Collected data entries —
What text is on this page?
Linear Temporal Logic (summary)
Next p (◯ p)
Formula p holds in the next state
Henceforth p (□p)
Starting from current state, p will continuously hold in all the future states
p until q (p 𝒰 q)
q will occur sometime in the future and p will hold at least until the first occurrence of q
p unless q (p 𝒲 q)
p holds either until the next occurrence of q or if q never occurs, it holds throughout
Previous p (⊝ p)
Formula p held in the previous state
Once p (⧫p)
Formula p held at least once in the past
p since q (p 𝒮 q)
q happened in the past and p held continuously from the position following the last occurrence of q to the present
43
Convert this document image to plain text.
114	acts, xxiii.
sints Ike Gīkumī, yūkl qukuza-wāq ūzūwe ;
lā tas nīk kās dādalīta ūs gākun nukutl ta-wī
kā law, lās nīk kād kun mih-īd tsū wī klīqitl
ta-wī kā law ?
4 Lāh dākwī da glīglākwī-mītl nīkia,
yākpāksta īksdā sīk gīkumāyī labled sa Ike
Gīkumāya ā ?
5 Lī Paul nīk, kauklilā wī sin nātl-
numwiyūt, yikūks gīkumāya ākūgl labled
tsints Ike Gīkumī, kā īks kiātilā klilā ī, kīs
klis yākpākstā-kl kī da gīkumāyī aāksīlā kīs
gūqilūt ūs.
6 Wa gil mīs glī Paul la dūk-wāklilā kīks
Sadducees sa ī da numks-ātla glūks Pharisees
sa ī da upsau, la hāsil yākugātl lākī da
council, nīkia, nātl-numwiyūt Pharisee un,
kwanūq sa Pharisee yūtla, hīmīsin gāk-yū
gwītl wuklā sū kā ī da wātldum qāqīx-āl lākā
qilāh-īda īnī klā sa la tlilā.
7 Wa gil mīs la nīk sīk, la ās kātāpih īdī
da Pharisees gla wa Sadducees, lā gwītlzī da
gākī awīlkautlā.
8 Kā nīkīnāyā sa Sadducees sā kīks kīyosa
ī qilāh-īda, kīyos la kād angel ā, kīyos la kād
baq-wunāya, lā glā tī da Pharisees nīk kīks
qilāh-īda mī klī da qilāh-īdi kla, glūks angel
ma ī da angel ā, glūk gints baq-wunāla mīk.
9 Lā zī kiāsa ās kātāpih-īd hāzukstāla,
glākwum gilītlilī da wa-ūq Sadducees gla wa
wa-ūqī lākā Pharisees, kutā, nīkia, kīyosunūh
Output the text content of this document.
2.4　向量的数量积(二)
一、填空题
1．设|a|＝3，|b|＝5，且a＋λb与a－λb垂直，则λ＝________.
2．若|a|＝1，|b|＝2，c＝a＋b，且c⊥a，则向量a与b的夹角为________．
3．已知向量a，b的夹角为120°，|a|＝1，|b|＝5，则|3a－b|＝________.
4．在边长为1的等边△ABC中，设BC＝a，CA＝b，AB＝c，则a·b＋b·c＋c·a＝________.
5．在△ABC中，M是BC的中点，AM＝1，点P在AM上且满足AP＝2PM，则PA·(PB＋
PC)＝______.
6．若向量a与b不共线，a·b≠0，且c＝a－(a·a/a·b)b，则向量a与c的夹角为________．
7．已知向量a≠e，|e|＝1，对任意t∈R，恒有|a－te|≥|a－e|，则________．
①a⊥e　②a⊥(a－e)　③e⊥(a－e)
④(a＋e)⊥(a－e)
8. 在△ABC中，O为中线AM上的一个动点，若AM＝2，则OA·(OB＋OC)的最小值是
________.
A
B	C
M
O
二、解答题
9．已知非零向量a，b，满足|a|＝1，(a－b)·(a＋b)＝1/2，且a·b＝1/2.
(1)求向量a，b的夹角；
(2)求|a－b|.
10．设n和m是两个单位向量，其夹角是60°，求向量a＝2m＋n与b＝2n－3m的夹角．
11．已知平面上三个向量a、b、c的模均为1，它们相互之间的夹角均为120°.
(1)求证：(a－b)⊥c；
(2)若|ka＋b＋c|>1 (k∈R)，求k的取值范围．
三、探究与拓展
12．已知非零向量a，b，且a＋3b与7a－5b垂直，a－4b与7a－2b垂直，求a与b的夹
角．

What is asked —
Reproduce the records word for word.

Final result —
What text is on this page?
Linear Temporal Logic (summary)
Next p (◯ p)
Formula p holds in the next state
Henceforth p (□p)
Starting from current state, p will continuously hold in all the future states
p until q (p 𝒰 q)
q will occur sometime in the future and p will hold at least until the first occurrence of q
p unless q (p 𝒲 q)
p holds either until the next occurrence of q or if q never occurs, it holds throughout
Previous p (⊝ p)
Formula p held in the previous state
Once p (⧫p)
Formula p held at least once in the past
p since q (p 𝒮 q)
q happened in the past and p held continuously from the position following the last occurrence of q to the present
43
Convert this document image to plain text.
114	acts, xxiii.
sints Ike Gīkumī, yūkl qukuza-wāq ūzūwe ;
lā tas nīk kās dādalīta ūs gākun nukutl ta-wī
kā law, lās nīk kād kun mih-īd tsū wī klīqitl
ta-wī kā law ?
4 Lāh dākwī da glīglākwī-mītl nīkia,
yākpāksta īksdā sīk gīkumāyī labled sa Ike
Gīkumāya ā ?
5 Lī Paul nīk, kauklilā wī sin nātl-
numwiyūt, yikūks gīkumāya ākūgl labled
tsints Ike Gīkumī, kā īks kiātilā klilā ī, kīs
klis yākpākstā-kl kī da gīkumāyī aāksīlā kīs
gūqilūt ūs.
6 Wa gil mīs glī Paul la dūk-wāklilā kīks
Sadducees sa ī da numks-ātla glūks Pharisees
sa ī da upsau, la hāsil yākugātl lākī da
council, nīkia, nātl-numwiyūt Pharisee un,
kwanūq sa Pharisee yūtla, hīmīsin gāk-yū
gwītl wuklā sū kā ī da wātldum qāqīx-āl lākā
qilāh-īda īnī klā sa la tlilā.
7 Wa gil mīs la nīk sīk, la ās kātāpih īdī
da Pharisees gla wa Sadducees, lā gwītlzī da
gākī awīlkautlā.
8 Kā nīkīnāyā sa Sadducees sā kīks kīyosa
ī qilāh-īda, kīyos la kād angel ā, kīyos la kād
baq-wunāya, lā glā tī da Pharisees nīk kīks
qilāh-īda mī klī da qilāh-īdi kla, glūks angel
ma ī da angel ā, glūk gints baq-wunāla mīk.
9 Lā zī kiāsa ās kātāpih-īd hāzukstāla,
glākwum gilītlilī da wa-ūq Sadducees gla wa
wa-ūqī lākā Pharisees, kutā, nīkia, kīyosunūh
Output the text content of this document.
2.4　向量的数量积(二)
一、填空题
1．设|a|＝3，|b|＝5，且a＋λb与a－λb垂直，则λ＝________.
2．若|a|＝1，|b|＝2，c＝a＋b，且c⊥a，则向量a与b的夹角为________．
3．已知向量a，b的夹角为120°，|a|＝1，|b|＝5，则|3a－b|＝________.
4．在边长为1的等边△ABC中，设BC＝a，CA＝b，AB＝c，则a·b＋b·c＋c·a＝________.
5．在△ABC中，M是BC的中点，AM＝1，点P在AM上且满足AP＝2PM，则PA·(PB＋
PC)＝______.
6．若向量a与b不共线，a·b≠0，且c＝a－(a·a/a·b)b，则向量a与c的夹角为________．
7．已知向量a≠e，|e|＝1，对任意t∈R，恒有|a－te|≥|a－e|，则________．
①a⊥e　②a⊥(a－e)　③e⊥(a－e)
④(a＋e)⊥(a－e)
8. 在△ABC中，O为中线AM上的一个动点，若AM＝2，则OA·(OB＋OC)的最小值是
________.
A
B	C
M
O
二、解答题
9．已知非零向量a，b，满足|a|＝1，(a－b)·(a＋b)＝1/2，且a·b＝1/2.
(1)求向量a，b的夹角；
(2)求|a－b|.
10．设n和m是两个单位向量，其夹角是60°，求向量a＝2m＋n与b＝2n－3m的夹角．
11．已知平面上三个向量a、b、c的模均为1，它们相互之间的夹角均为120°.
(1)求证：(a－b)⊥c；
(2)若|ka＋b＋c|>1 (k∈R)，求k的取值范围．
三、探究与拓展
12．已知非零向量a，b，且a＋3b与7a－5b垂直，a－4b与7a－2b垂直，求a与b的夹
角．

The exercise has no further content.